▸ **Direction**
For every line in the records that has the word "from", make a copy.

▸ **Exercise input**
'''

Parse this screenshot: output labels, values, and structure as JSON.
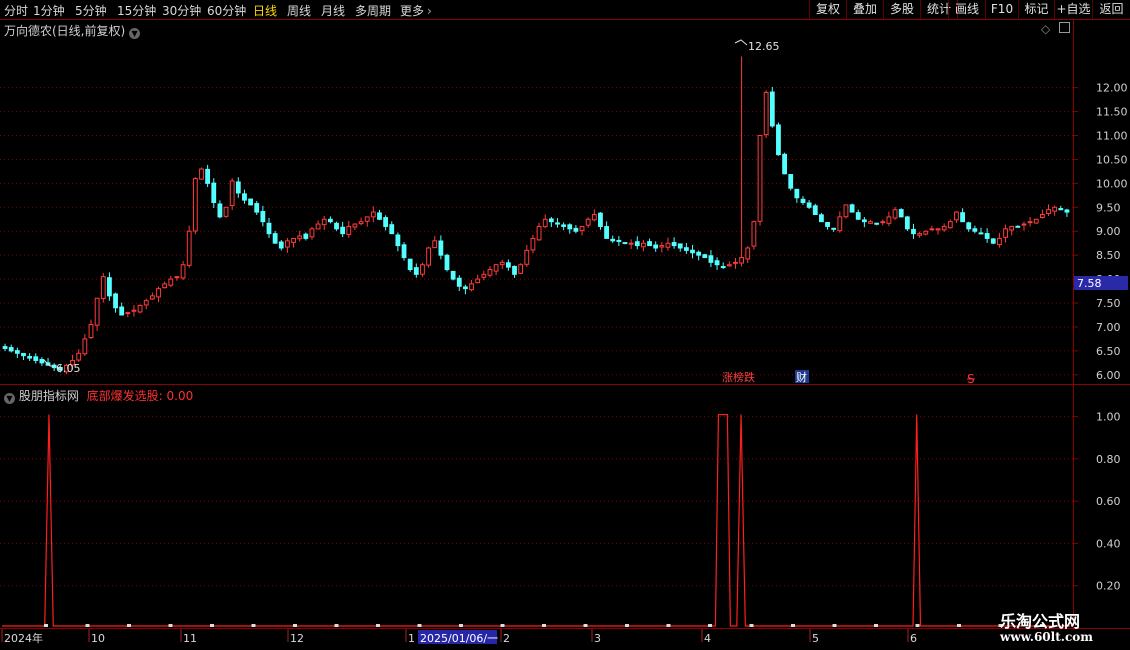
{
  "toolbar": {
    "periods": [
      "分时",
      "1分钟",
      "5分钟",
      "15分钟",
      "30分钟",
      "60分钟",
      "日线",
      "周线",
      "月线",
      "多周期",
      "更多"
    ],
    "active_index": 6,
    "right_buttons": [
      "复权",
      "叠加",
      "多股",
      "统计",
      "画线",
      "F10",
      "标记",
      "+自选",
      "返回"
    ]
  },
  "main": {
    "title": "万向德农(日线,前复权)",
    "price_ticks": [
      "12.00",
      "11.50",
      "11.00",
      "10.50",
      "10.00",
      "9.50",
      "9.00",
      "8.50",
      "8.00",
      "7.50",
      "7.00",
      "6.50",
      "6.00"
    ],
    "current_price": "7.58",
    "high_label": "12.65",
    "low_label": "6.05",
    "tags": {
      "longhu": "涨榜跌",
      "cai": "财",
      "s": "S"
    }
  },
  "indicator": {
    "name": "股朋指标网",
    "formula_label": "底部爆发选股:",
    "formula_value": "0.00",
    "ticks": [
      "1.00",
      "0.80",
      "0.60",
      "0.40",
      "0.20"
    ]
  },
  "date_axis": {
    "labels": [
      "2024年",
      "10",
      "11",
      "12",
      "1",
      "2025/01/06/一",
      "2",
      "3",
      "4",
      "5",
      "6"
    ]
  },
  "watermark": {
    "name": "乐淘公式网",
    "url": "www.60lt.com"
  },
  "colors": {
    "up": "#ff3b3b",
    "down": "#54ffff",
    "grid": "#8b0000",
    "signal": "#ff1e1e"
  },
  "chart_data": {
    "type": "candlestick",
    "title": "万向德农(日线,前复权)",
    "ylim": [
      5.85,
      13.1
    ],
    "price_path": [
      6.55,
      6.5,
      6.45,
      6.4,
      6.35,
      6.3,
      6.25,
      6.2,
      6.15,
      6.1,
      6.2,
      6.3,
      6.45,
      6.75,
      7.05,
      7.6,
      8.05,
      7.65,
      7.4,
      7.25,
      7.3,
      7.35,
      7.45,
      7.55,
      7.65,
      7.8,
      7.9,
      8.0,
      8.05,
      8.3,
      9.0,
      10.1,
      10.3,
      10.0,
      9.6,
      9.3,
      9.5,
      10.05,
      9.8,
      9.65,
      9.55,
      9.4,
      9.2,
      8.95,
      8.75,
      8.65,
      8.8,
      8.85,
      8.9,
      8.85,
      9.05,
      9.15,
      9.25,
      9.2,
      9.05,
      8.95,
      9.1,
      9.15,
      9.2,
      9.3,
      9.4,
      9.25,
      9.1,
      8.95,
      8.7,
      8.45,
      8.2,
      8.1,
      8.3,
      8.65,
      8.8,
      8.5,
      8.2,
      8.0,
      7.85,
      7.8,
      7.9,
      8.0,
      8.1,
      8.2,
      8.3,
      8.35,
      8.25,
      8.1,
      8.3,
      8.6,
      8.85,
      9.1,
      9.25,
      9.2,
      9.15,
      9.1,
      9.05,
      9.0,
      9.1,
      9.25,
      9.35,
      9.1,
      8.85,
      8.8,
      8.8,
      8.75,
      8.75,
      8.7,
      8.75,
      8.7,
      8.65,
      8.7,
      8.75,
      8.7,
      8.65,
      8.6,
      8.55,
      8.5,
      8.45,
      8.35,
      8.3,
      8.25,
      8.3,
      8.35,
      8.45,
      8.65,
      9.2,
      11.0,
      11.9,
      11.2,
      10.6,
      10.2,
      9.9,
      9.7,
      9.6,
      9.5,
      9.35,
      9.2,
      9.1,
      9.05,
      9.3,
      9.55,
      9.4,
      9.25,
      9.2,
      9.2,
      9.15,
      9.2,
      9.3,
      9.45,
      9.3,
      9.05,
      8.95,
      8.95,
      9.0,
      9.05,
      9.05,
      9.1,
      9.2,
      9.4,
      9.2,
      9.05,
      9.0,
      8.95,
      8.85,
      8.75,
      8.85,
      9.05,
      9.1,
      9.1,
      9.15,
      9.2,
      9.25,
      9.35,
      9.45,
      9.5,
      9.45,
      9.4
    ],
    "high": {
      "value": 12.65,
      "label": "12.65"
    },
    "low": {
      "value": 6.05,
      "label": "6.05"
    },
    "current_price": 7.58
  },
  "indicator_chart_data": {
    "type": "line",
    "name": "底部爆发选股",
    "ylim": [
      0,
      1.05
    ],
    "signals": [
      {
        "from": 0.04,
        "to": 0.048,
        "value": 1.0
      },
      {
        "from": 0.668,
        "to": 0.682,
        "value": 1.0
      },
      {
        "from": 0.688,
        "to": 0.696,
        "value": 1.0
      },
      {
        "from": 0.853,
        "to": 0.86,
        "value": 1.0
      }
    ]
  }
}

'''

▸ **Response to this task**
        "from": 0.04,
        "from": 0.668,
        "from": 0.688,
        "from": 0.853,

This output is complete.